Top of Information provided
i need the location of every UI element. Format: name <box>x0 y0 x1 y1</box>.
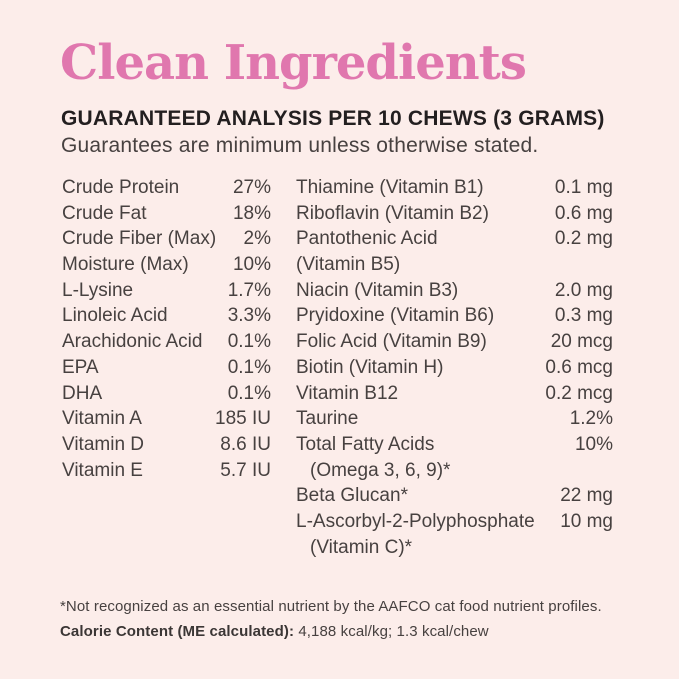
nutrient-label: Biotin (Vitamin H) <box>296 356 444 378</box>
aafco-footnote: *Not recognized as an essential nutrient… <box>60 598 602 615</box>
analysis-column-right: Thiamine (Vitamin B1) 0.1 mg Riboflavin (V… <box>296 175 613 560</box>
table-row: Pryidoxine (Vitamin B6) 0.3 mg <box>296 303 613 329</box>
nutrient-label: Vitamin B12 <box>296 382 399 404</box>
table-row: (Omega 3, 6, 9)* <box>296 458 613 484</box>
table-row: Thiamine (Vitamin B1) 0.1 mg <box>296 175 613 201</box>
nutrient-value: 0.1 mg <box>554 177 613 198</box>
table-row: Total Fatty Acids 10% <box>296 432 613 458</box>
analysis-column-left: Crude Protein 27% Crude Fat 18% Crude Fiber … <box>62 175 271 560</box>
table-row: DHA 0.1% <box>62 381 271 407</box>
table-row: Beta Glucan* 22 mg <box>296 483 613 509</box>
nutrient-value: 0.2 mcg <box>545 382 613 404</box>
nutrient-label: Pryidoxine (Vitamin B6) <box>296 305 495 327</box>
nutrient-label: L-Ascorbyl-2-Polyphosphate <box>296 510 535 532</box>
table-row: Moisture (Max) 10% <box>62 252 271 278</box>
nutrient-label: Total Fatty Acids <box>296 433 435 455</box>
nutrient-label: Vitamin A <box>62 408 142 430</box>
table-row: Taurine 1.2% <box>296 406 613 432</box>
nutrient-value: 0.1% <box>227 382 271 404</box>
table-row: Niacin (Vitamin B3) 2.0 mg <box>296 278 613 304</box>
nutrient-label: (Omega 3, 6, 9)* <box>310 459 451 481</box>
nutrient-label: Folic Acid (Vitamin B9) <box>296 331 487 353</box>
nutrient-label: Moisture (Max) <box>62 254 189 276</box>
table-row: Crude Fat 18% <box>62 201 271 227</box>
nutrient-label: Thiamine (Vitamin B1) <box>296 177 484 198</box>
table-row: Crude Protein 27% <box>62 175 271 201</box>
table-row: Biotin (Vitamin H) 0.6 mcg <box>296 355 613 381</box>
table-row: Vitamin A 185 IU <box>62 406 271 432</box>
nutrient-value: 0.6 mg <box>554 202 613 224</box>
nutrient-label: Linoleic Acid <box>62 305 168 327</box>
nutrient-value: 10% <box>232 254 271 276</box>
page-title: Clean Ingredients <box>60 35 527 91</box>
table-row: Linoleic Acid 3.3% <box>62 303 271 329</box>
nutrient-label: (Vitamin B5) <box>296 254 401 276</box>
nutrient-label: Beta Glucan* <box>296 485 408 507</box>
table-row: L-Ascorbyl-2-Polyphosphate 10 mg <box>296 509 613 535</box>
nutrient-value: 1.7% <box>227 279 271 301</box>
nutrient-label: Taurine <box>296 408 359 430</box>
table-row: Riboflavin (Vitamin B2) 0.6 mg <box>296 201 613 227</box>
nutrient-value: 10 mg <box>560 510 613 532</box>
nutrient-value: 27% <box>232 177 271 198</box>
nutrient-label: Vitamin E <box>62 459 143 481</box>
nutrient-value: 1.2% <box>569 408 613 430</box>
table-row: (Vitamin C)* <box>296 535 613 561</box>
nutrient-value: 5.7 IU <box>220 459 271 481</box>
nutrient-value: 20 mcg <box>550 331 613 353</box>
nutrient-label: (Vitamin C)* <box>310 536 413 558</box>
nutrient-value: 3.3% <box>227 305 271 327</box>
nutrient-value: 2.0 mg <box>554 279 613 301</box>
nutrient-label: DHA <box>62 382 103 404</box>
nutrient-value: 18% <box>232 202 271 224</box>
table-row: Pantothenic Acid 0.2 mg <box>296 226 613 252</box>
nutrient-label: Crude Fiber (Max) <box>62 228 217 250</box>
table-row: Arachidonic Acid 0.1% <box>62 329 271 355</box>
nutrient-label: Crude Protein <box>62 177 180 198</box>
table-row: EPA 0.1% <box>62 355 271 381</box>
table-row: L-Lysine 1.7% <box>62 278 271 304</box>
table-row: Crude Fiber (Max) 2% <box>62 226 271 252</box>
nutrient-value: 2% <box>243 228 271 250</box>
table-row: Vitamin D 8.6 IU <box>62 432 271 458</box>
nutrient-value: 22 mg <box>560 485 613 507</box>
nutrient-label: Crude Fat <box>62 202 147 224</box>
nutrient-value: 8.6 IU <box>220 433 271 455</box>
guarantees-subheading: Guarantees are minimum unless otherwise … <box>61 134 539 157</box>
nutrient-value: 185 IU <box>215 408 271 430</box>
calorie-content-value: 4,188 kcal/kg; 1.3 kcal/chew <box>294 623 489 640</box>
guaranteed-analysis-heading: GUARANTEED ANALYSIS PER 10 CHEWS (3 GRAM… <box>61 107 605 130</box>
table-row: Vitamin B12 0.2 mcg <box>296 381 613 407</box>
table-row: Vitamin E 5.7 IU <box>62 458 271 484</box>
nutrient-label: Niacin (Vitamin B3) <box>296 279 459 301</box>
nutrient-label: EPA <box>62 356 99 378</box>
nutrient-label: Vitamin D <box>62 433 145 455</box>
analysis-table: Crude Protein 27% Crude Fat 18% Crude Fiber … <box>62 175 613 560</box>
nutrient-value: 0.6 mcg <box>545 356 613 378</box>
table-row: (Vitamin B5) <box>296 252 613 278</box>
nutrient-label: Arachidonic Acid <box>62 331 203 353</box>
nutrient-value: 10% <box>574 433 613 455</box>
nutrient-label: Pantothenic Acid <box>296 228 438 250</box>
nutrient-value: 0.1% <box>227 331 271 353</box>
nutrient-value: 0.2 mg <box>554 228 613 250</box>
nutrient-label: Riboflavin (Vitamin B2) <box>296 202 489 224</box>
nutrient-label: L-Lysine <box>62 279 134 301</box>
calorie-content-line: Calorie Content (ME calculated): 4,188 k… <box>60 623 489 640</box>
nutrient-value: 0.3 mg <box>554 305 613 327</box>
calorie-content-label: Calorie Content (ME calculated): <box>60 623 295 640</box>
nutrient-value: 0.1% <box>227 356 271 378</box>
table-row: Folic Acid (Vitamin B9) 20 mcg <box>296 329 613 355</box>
Bottom of Information provided
Description of the task
Each record above goes into the copy unchanged; the pictures do not.

Reply to the task
i need the location of every UI element. Format: name <box>x0 y0 x1 y1</box>.
nutrient-label: Biotin (Vitamin H) <box>296 356 444 378</box>
aafco-footnote: *Not recognized as an essential nutrient… <box>60 598 602 615</box>
analysis-column-right: Thiamine (Vitamin B1) 0.1 mg Riboflavin (V… <box>296 175 613 560</box>
table-row: Pryidoxine (Vitamin B6) 0.3 mg <box>296 303 613 329</box>
nutrient-label: Vitamin B12 <box>296 382 399 404</box>
table-row: (Omega 3, 6, 9)* <box>296 458 613 484</box>
table-row: Thiamine (Vitamin B1) 0.1 mg <box>296 175 613 201</box>
nutrient-value: 0.1 mg <box>554 177 613 198</box>
table-row: Total Fatty Acids 10% <box>296 432 613 458</box>
analysis-column-left: Crude Protein 27% Crude Fat 18% Crude Fiber … <box>62 175 271 560</box>
table-row: DHA 0.1% <box>62 381 271 407</box>
table-row: Beta Glucan* 22 mg <box>296 483 613 509</box>
nutrient-value: 0.2 mcg <box>545 382 613 404</box>
nutrient-label: Pryidoxine (Vitamin B6) <box>296 305 495 327</box>
nutrient-label: L-Ascorbyl-2-Polyphosphate <box>296 510 535 532</box>
table-row: Moisture (Max) 10% <box>62 252 271 278</box>
nutrient-label: Total Fatty Acids <box>296 433 435 455</box>
nutrient-label: Vitamin A <box>62 408 142 430</box>
table-row: Taurine 1.2% <box>296 406 613 432</box>
nutrient-value: 0.1% <box>227 382 271 404</box>
table-row: Niacin (Vitamin B3) 2.0 mg <box>296 278 613 304</box>
nutrient-label: (Omega 3, 6, 9)* <box>310 459 451 481</box>
nutrient-label: Folic Acid (Vitamin B9) <box>296 331 487 353</box>
nutrient-label: Moisture (Max) <box>62 254 189 276</box>
table-row: Crude Fat 18% <box>62 201 271 227</box>
nutrient-label: Thiamine (Vitamin B1) <box>296 177 484 198</box>
table-row: Crude Protein 27% <box>62 175 271 201</box>
table-row: Biotin (Vitamin H) 0.6 mcg <box>296 355 613 381</box>
table-row: Vitamin A 185 IU <box>62 406 271 432</box>
nutrient-value: 0.6 mg <box>554 202 613 224</box>
nutrient-label: Linoleic Acid <box>62 305 168 327</box>
nutrient-value: 10% <box>232 254 271 276</box>
page-title: Clean Ingredients <box>60 35 527 91</box>
table-row: Linoleic Acid 3.3% <box>62 303 271 329</box>
nutrient-label: (Vitamin B5) <box>296 254 401 276</box>
nutrient-label: Beta Glucan* <box>296 485 408 507</box>
table-row: L-Ascorbyl-2-Polyphosphate 10 mg <box>296 509 613 535</box>
nutrient-value: 1.7% <box>227 279 271 301</box>
nutrient-label: Taurine <box>296 408 359 430</box>
table-row: Riboflavin (Vitamin B2) 0.6 mg <box>296 201 613 227</box>
nutrient-value: 10 mg <box>560 510 613 532</box>
nutrient-value: 27% <box>232 177 271 198</box>
nutrient-label: Vitamin E <box>62 459 143 481</box>
nutrient-value: 1.2% <box>569 408 613 430</box>
table-row: (Vitamin C)* <box>296 535 613 561</box>
nutrient-value: 5.7 IU <box>220 459 271 481</box>
nutrient-value: 20 mcg <box>550 331 613 353</box>
nutrient-label: (Vitamin C)* <box>310 536 413 558</box>
nutrient-value: 3.3% <box>227 305 271 327</box>
nutrient-value: 2.0 mg <box>554 279 613 301</box>
nutrient-label: DHA <box>62 382 103 404</box>
nutrient-value: 18% <box>232 202 271 224</box>
table-row: Pantothenic Acid 0.2 mg <box>296 226 613 252</box>
nutrient-label: Crude Fiber (Max) <box>62 228 217 250</box>
table-row: Arachidonic Acid 0.1% <box>62 329 271 355</box>
nutrient-label: Crude Protein <box>62 177 180 198</box>
table-row: EPA 0.1% <box>62 355 271 381</box>
table-row: L-Lysine 1.7% <box>62 278 271 304</box>
table-row: Crude Fiber (Max) 2% <box>62 226 271 252</box>
nutrient-value: 2% <box>243 228 271 250</box>
table-row: Vitamin D 8.6 IU <box>62 432 271 458</box>
nutrient-value: 22 mg <box>560 485 613 507</box>
nutrient-label: Crude Fat <box>62 202 147 224</box>
nutrient-value: 8.6 IU <box>220 433 271 455</box>
guarantees-subheading: Guarantees are minimum unless otherwise … <box>61 134 539 157</box>
nutrient-value: 185 IU <box>215 408 271 430</box>
calorie-content-value: 4,188 kcal/kg; 1.3 kcal/chew <box>294 623 489 640</box>
guaranteed-analysis-heading: GUARANTEED ANALYSIS PER 10 CHEWS (3 GRAM… <box>61 107 605 130</box>
table-row: Vitamin B12 0.2 mcg <box>296 381 613 407</box>
table-row: Vitamin E 5.7 IU <box>62 458 271 484</box>
nutrient-label: Niacin (Vitamin B3) <box>296 279 459 301</box>
nutrient-label: EPA <box>62 356 99 378</box>
nutrient-label: Vitamin D <box>62 433 145 455</box>
analysis-table: Crude Protein 27% Crude Fat 18% Crude Fiber … <box>62 175 613 560</box>
nutrient-value: 0.6 mcg <box>545 356 613 378</box>
table-row: (Vitamin B5) <box>296 252 613 278</box>
nutrient-label: Arachidonic Acid <box>62 331 203 353</box>
nutrient-value: 10% <box>574 433 613 455</box>
nutrient-label: Pantothenic Acid <box>296 228 438 250</box>
nutrient-value: 0.1% <box>227 331 271 353</box>
nutrient-value: 0.2 mg <box>554 228 613 250</box>
nutrient-label: Riboflavin (Vitamin B2) <box>296 202 489 224</box>
nutrient-label: L-Lysine <box>62 279 134 301</box>
calorie-content-line: Calorie Content (ME calculated): 4,188 k… <box>60 623 489 640</box>
nutrient-value: 0.3 mg <box>554 305 613 327</box>
calorie-content-label: Calorie Content (ME calculated): <box>60 623 295 640</box>
nutrient-value: 0.1% <box>227 356 271 378</box>
table-row: Folic Acid (Vitamin B9) 20 mcg <box>296 329 613 355</box>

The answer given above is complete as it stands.